● **BRIEF**
Please reproduce every one of the rows below verbatim.

● **DATASET ROWS**
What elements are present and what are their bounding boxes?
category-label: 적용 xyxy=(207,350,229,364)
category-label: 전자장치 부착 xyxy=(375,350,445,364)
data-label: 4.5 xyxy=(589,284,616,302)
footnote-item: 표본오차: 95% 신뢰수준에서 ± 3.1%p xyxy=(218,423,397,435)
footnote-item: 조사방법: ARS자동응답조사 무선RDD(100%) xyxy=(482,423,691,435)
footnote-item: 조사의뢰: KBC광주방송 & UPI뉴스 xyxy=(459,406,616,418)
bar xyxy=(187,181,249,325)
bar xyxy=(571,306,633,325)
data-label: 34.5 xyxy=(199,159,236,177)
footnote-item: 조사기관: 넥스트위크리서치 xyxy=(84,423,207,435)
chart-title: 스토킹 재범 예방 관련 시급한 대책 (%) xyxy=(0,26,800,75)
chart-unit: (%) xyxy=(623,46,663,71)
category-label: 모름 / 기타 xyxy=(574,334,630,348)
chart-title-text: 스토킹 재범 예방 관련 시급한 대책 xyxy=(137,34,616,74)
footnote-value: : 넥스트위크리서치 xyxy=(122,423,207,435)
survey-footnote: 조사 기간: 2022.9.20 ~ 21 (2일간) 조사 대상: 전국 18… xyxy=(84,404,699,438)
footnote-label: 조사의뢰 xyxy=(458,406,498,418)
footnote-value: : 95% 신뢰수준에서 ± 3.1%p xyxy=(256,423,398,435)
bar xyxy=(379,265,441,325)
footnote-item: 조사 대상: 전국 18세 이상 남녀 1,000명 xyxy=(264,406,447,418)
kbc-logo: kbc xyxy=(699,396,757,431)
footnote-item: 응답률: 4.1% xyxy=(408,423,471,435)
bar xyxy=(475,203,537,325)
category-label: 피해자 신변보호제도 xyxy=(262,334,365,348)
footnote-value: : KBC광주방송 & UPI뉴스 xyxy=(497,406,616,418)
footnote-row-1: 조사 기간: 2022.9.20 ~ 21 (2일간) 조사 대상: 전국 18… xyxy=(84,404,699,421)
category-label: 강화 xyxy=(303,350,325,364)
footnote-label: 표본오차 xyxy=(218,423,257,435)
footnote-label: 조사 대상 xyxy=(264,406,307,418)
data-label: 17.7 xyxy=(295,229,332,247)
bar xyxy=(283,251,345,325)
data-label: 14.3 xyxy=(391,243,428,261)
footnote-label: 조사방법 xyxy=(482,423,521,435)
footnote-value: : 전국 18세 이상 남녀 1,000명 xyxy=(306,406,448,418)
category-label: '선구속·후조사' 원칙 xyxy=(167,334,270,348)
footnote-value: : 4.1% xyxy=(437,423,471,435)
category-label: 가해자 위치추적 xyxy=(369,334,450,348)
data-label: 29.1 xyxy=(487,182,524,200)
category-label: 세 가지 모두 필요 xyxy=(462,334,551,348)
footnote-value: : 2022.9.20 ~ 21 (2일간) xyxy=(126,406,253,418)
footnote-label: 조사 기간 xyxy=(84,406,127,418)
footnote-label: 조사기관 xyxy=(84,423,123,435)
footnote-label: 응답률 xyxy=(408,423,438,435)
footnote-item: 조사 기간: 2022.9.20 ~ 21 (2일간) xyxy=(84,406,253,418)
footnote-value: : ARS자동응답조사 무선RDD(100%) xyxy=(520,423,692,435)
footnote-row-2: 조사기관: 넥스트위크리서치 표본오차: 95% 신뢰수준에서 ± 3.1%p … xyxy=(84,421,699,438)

● **RESULT FOR THIS EXERCISE**
What elements are present and what are their bounding boxes?
category-label: 적용 xyxy=(207,350,229,364)
category-label: 전자장치 부착 xyxy=(375,350,445,364)
data-label: 4.5 xyxy=(589,284,616,302)
footnote-item: 표본오차: 95% 신뢰수준에서 ± 3.1%p xyxy=(218,423,397,435)
footnote-item: 조사방법: ARS자동응답조사 무선RDD(100%) xyxy=(482,423,691,435)
footnote-item: 조사의뢰: KBC광주방송 & UPI뉴스 xyxy=(459,406,616,418)
bar xyxy=(187,181,249,325)
bar xyxy=(571,306,633,325)
data-label: 34.5 xyxy=(199,159,236,177)
footnote-item: 조사기관: 넥스트위크리서치 xyxy=(84,423,207,435)
chart-title: 스토킹 재범 예방 관련 시급한 대책 (%) xyxy=(0,26,800,75)
chart-unit: (%) xyxy=(623,46,663,71)
category-label: 모름 / 기타 xyxy=(574,334,630,348)
chart-title-text: 스토킹 재범 예방 관련 시급한 대책 xyxy=(137,34,616,74)
footnote-value: : 넥스트위크리서치 xyxy=(122,423,207,435)
survey-footnote: 조사 기간: 2022.9.20 ~ 21 (2일간) 조사 대상: 전국 18… xyxy=(84,404,699,438)
footnote-label: 조사의뢰 xyxy=(458,406,498,418)
footnote-value: : 95% 신뢰수준에서 ± 3.1%p xyxy=(256,423,398,435)
bar xyxy=(379,265,441,325)
footnote-item: 조사 대상: 전국 18세 이상 남녀 1,000명 xyxy=(264,406,447,418)
kbc-logo: kbc xyxy=(699,396,757,431)
footnote-item: 응답률: 4.1% xyxy=(408,423,471,435)
bar xyxy=(475,203,537,325)
category-label: 피해자 신변보호제도 xyxy=(262,334,365,348)
footnote-value: : KBC광주방송 & UPI뉴스 xyxy=(497,406,616,418)
footnote-row-1: 조사 기간: 2022.9.20 ~ 21 (2일간) 조사 대상: 전국 18… xyxy=(84,404,699,421)
category-label: 강화 xyxy=(303,350,325,364)
footnote-label: 표본오차 xyxy=(218,423,257,435)
footnote-label: 조사 대상 xyxy=(264,406,307,418)
data-label: 17.7 xyxy=(295,229,332,247)
bar xyxy=(283,251,345,325)
data-label: 14.3 xyxy=(391,243,428,261)
footnote-label: 조사방법 xyxy=(482,423,521,435)
footnote-value: : 전국 18세 이상 남녀 1,000명 xyxy=(306,406,448,418)
category-label: '선구속·후조사' 원칙 xyxy=(167,334,270,348)
footnote-value: : 4.1% xyxy=(437,423,471,435)
category-label: 가해자 위치추적 xyxy=(369,334,450,348)
data-label: 29.1 xyxy=(487,182,524,200)
category-label: 세 가지 모두 필요 xyxy=(462,334,551,348)
footnote-value: : 2022.9.20 ~ 21 (2일간) xyxy=(126,406,253,418)
footnote-label: 조사 기간 xyxy=(84,406,127,418)
footnote-label: 조사기관 xyxy=(84,423,123,435)
footnote-label: 응답률 xyxy=(408,423,438,435)
footnote-item: 조사 기간: 2022.9.20 ~ 21 (2일간) xyxy=(84,406,253,418)
footnote-value: : ARS자동응답조사 무선RDD(100%) xyxy=(520,423,692,435)
footnote-row-2: 조사기관: 넥스트위크리서치 표본오차: 95% 신뢰수준에서 ± 3.1%p … xyxy=(84,421,699,438)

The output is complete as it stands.